- _THE EXERCISE_
Present each line of the entries below that holds the word "Solution".

---- WORKING DATA

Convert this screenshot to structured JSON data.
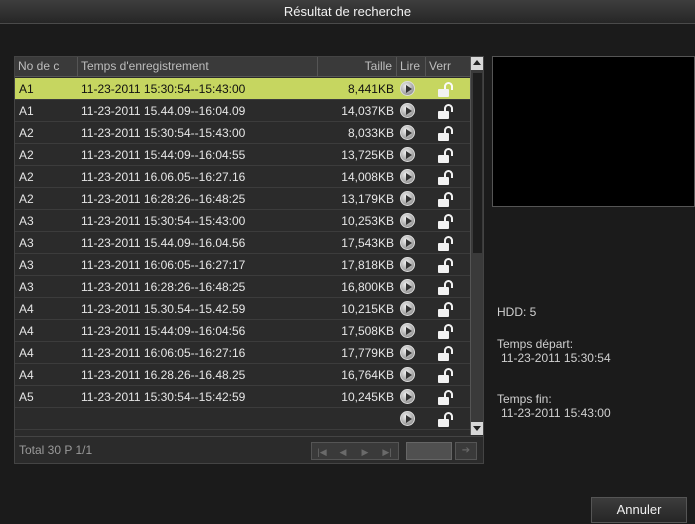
{
  "title": "Résultat de recherche",
  "columns": {
    "no": "No de c",
    "time": "Temps d'enregistrement",
    "size": "Taille",
    "play": "Lire",
    "lock": "Verr"
  },
  "rows": [
    {
      "no": "A1",
      "time": "11-23-2011 15:30:54--15:43:00",
      "size": "8,441KB",
      "selected": true
    },
    {
      "no": "A1",
      "time": "11-23-2011 15.44.09--16:04.09",
      "size": "14,037KB"
    },
    {
      "no": "A2",
      "time": "11-23-2011 15:30:54--15:43:00",
      "size": "8,033KB"
    },
    {
      "no": "A2",
      "time": "11-23-2011 15:44:09--16:04:55",
      "size": "13,725KB"
    },
    {
      "no": "A2",
      "time": "11-23-2011 16.06.05--16:27.16",
      "size": "14,008KB"
    },
    {
      "no": "A2",
      "time": "11-23-2011 16:28:26--16:48:25",
      "size": "13,179KB"
    },
    {
      "no": "A3",
      "time": "11-23-2011 15:30:54--15:43:00",
      "size": "10,253KB"
    },
    {
      "no": "A3",
      "time": "11-23-2011 15.44.09--16.04.56",
      "size": "17,543KB"
    },
    {
      "no": "A3",
      "time": "11-23-2011 16:06:05--16:27:17",
      "size": "17,818KB"
    },
    {
      "no": "A3",
      "time": "11-23-2011 16:28:26--16:48:25",
      "size": "16,800KB"
    },
    {
      "no": "A4",
      "time": "11-23-2011 15.30.54--15.42.59",
      "size": "10,215KB"
    },
    {
      "no": "A4",
      "time": "11-23-2011 15:44:09--16:04:56",
      "size": "17,508KB"
    },
    {
      "no": "A4",
      "time": "11-23-2011 16:06:05--16:27:16",
      "size": "17,779KB"
    },
    {
      "no": "A4",
      "time": "11-23-2011 16.28.26--16.48.25",
      "size": "16,764KB"
    },
    {
      "no": "A5",
      "time": "11-23-2011 15:30:54--15:42:59",
      "size": "10,245KB"
    },
    {
      "no": "",
      "time": "",
      "size": "",
      "partial": true
    }
  ],
  "footer": {
    "total": "Total 30 P 1/1"
  },
  "info": {
    "hdd": "HDD: 5",
    "start_label": "Temps départ:",
    "start_value": "11-23-2011 15:30:54",
    "end_label": "Temps fin:",
    "end_value": "11-23-2011 15:43:00"
  },
  "buttons": {
    "cancel": "Annuler"
  },
  "colors": {
    "selected_row": "#c6d660",
    "background": "#1b1b1b"
  }
}
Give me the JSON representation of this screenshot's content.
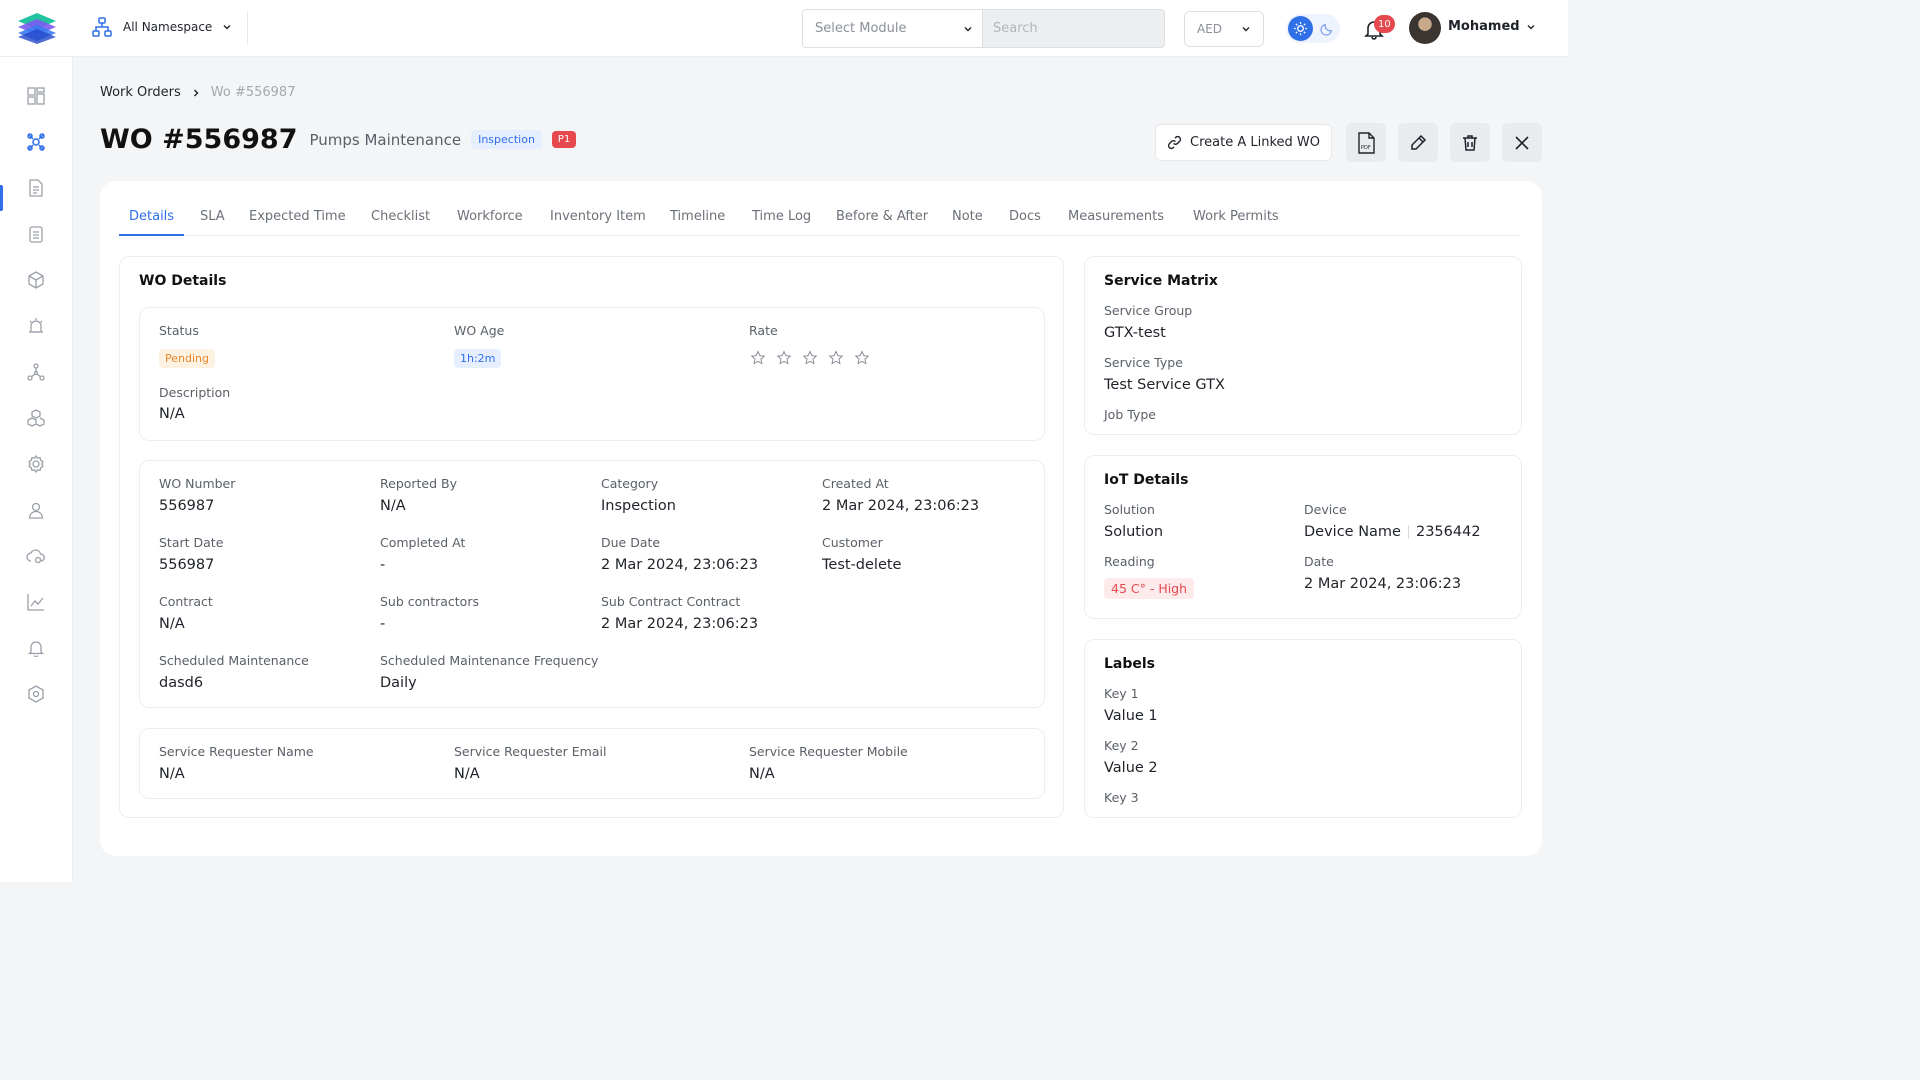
{
  "topbar": {
    "namespace": "All Namespace",
    "module_placeholder": "Select Module",
    "search_placeholder": "Search",
    "currency": "AED",
    "notifications_count": "10",
    "user_name": "Mohamed"
  },
  "breadcrumb": {
    "parent": "Work Orders",
    "current": "Wo #556987"
  },
  "header": {
    "title": "WO #556987",
    "subtitle": "Pumps Maintenance",
    "type_badge": "Inspection",
    "priority_badge": "P1",
    "create_linked_label": "Create A Linked WO"
  },
  "tabs": [
    "Details",
    "SLA",
    "Expected Time",
    "Checklist",
    "Workforce",
    "Inventory Item",
    "Timeline",
    "Time Log",
    "Before & After",
    "Note",
    "Docs",
    "Measurements",
    "Work Permits"
  ],
  "wo_details": {
    "title": "WO Details",
    "status_label": "Status",
    "status_value": "Pending",
    "age_label": "WO Age",
    "age_value": "1h:2m",
    "rate_label": "Rate",
    "rating": 0,
    "rating_max": 5,
    "description_label": "Description",
    "description_value": "N/A",
    "fields": [
      {
        "label": "WO Number",
        "value": "556987"
      },
      {
        "label": "Reported By",
        "value": "N/A"
      },
      {
        "label": "Category",
        "value": "Inspection"
      },
      {
        "label": "Created At",
        "value": "2 Mar 2024, 23:06:23"
      },
      {
        "label": "Start Date",
        "value": "556987"
      },
      {
        "label": "Completed At",
        "value": "-"
      },
      {
        "label": "Due Date",
        "value": "2 Mar 2024, 23:06:23"
      },
      {
        "label": "Customer",
        "value": "Test-delete"
      },
      {
        "label": "Contract",
        "value": "N/A"
      },
      {
        "label": "Sub contractors",
        "value": "-"
      },
      {
        "label": "Sub Contract Contract",
        "value": "2 Mar 2024, 23:06:23"
      },
      {
        "label": "Scheduled Maintenance",
        "value": "dasd6"
      },
      {
        "label": "Scheduled Maintenance Frequency",
        "value": "Daily"
      }
    ],
    "requester": [
      {
        "label": "Service Requester Name",
        "value": "N/A"
      },
      {
        "label": "Service Requester Email",
        "value": "N/A"
      },
      {
        "label": "Service Requester Mobile",
        "value": "N/A"
      }
    ]
  },
  "service_matrix": {
    "title": "Service Matrix",
    "group_label": "Service Group",
    "group_value": "GTX-test",
    "type_label": "Service Type",
    "type_value": "Test Service GTX",
    "job_type_label": "Job Type"
  },
  "iot": {
    "title": "IoT Details",
    "solution_label": "Solution",
    "solution_value": "Solution",
    "device_label": "Device",
    "device_name": "Device Name",
    "device_id": "2356442",
    "reading_label": "Reading",
    "reading_value": "45 C° - High",
    "date_label": "Date",
    "date_value": "2 Mar 2024, 23:06:23"
  },
  "labels": {
    "title": "Labels",
    "items": [
      {
        "key": "Key 1",
        "value": "Value 1"
      },
      {
        "key": "Key 2",
        "value": "Value 2"
      },
      {
        "key": "Key 3",
        "value": ""
      }
    ]
  },
  "colors": {
    "accent": "#2f6fe8",
    "danger": "#e5484d",
    "pending": "#e78a2a"
  }
}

--------

- _REPLY TO THE TASK_
    "solution_label": "Solution",
    "solution_value": "Solution",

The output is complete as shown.